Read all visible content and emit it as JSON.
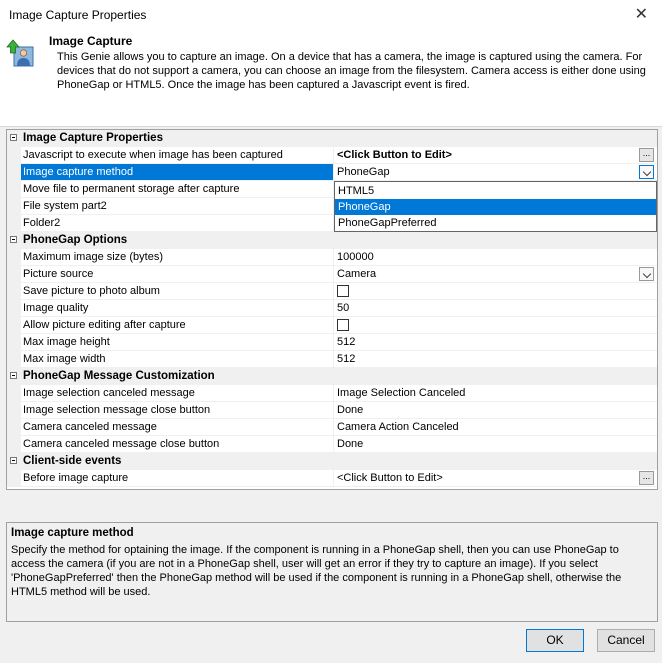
{
  "window": {
    "title": "Image Capture Properties"
  },
  "header": {
    "title": "Image Capture",
    "description": "This Genie allows you to capture an image. On a device that has a camera, the image is captured using the camera. For devices that do not support a camera, you can choose an image from the filesystem. Camera access is either done using PhoneGap or HTML5. Once the image has been captured a Javascript event is fired."
  },
  "grid": {
    "cat1": {
      "label": "Image Capture Properties",
      "rows": [
        {
          "name": "Javascript to execute when image has been captured",
          "value": "<Click Button to Edit>"
        },
        {
          "name": "Image capture method",
          "value": "PhoneGap"
        },
        {
          "name": "Move file to permanent storage after capture",
          "value": ""
        },
        {
          "name": "File system part2",
          "value": ""
        },
        {
          "name": "Folder2",
          "value": ""
        }
      ]
    },
    "dropdown_options": [
      "HTML5",
      "PhoneGap",
      "PhoneGapPreferred"
    ],
    "dropdown_selected": "PhoneGap",
    "cat2": {
      "label": "PhoneGap Options",
      "rows": [
        {
          "name": "Maximum image size (bytes)",
          "value": "100000"
        },
        {
          "name": "Picture source",
          "value": "Camera"
        },
        {
          "name": "Save picture to photo album",
          "value": ""
        },
        {
          "name": "Image quality",
          "value": "50"
        },
        {
          "name": "Allow picture editing after capture",
          "value": ""
        },
        {
          "name": "Max image height",
          "value": "512"
        },
        {
          "name": "Max image width",
          "value": "512"
        }
      ]
    },
    "cat3": {
      "label": "PhoneGap Message Customization",
      "rows": [
        {
          "name": "Image selection canceled message",
          "value": "Image Selection Canceled"
        },
        {
          "name": "Image selection message close button",
          "value": "Done"
        },
        {
          "name": "Camera canceled message",
          "value": "Camera Action Canceled"
        },
        {
          "name": "Camera canceled message close button",
          "value": "Done"
        }
      ]
    },
    "cat4": {
      "label": "Client-side events",
      "rows": [
        {
          "name": "Before image capture",
          "value": "<Click Button to Edit>"
        }
      ]
    }
  },
  "help": {
    "title": "Image capture method",
    "text": "Specify the method for optaining the image. If the component is running in a PhoneGap shell, then you can use PhoneGap to access the camera (if you are not in a PhoneGap shell, user will get an error if they try to capture an image). If you select 'PhoneGapPreferred' then the PhoneGap method will be used if the component is running in a PhoneGap shell, otherwise the HTML5 method will be used."
  },
  "buttons": {
    "ok": "OK",
    "cancel": "Cancel"
  },
  "colors": {
    "selection": "#0078d7",
    "category_bg": "#f0f0f0"
  },
  "icons": {
    "header": "user-upload-icon",
    "close": "close-icon",
    "ellipsis": "ellipsis-icon",
    "dropdown": "chevron-down-icon"
  }
}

• AIM OF THE EXERCISE:
Extract every line of the data exactly; pictures stay out.

• WRITTEN ANSWER:
Read all visible content and emit it as JSON.
{
  "window": {
    "title": "Image Capture Properties"
  },
  "header": {
    "title": "Image Capture",
    "description": "This Genie allows you to capture an image. On a device that has a camera, the image is captured using the camera. For devices that do not support a camera, you can choose an image from the filesystem. Camera access is either done using PhoneGap or HTML5. Once the image has been captured a Javascript event is fired."
  },
  "grid": {
    "cat1": {
      "label": "Image Capture Properties",
      "rows": [
        {
          "name": "Javascript to execute when image has been captured",
          "value": "<Click Button to Edit>"
        },
        {
          "name": "Image capture method",
          "value": "PhoneGap"
        },
        {
          "name": "Move file to permanent storage after capture",
          "value": ""
        },
        {
          "name": "File system part2",
          "value": ""
        },
        {
          "name": "Folder2",
          "value": ""
        }
      ]
    },
    "dropdown_options": [
      "HTML5",
      "PhoneGap",
      "PhoneGapPreferred"
    ],
    "dropdown_selected": "PhoneGap",
    "cat2": {
      "label": "PhoneGap Options",
      "rows": [
        {
          "name": "Maximum image size (bytes)",
          "value": "100000"
        },
        {
          "name": "Picture source",
          "value": "Camera"
        },
        {
          "name": "Save picture to photo album",
          "value": ""
        },
        {
          "name": "Image quality",
          "value": "50"
        },
        {
          "name": "Allow picture editing after capture",
          "value": ""
        },
        {
          "name": "Max image height",
          "value": "512"
        },
        {
          "name": "Max image width",
          "value": "512"
        }
      ]
    },
    "cat3": {
      "label": "PhoneGap Message Customization",
      "rows": [
        {
          "name": "Image selection canceled message",
          "value": "Image Selection Canceled"
        },
        {
          "name": "Image selection message close button",
          "value": "Done"
        },
        {
          "name": "Camera canceled message",
          "value": "Camera Action Canceled"
        },
        {
          "name": "Camera canceled message close button",
          "value": "Done"
        }
      ]
    },
    "cat4": {
      "label": "Client-side events",
      "rows": [
        {
          "name": "Before image capture",
          "value": "<Click Button to Edit>"
        }
      ]
    }
  },
  "help": {
    "title": "Image capture method",
    "text": "Specify the method for optaining the image. If the component is running in a PhoneGap shell, then you can use PhoneGap to access the camera (if you are not in a PhoneGap shell, user will get an error if they try to capture an image). If you select 'PhoneGapPreferred' then the PhoneGap method will be used if the component is running in a PhoneGap shell, otherwise the HTML5 method will be used."
  },
  "buttons": {
    "ok": "OK",
    "cancel": "Cancel"
  },
  "colors": {
    "selection": "#0078d7",
    "category_bg": "#f0f0f0"
  },
  "icons": {
    "header": "user-upload-icon",
    "close": "close-icon",
    "ellipsis": "ellipsis-icon",
    "dropdown": "chevron-down-icon"
  }
}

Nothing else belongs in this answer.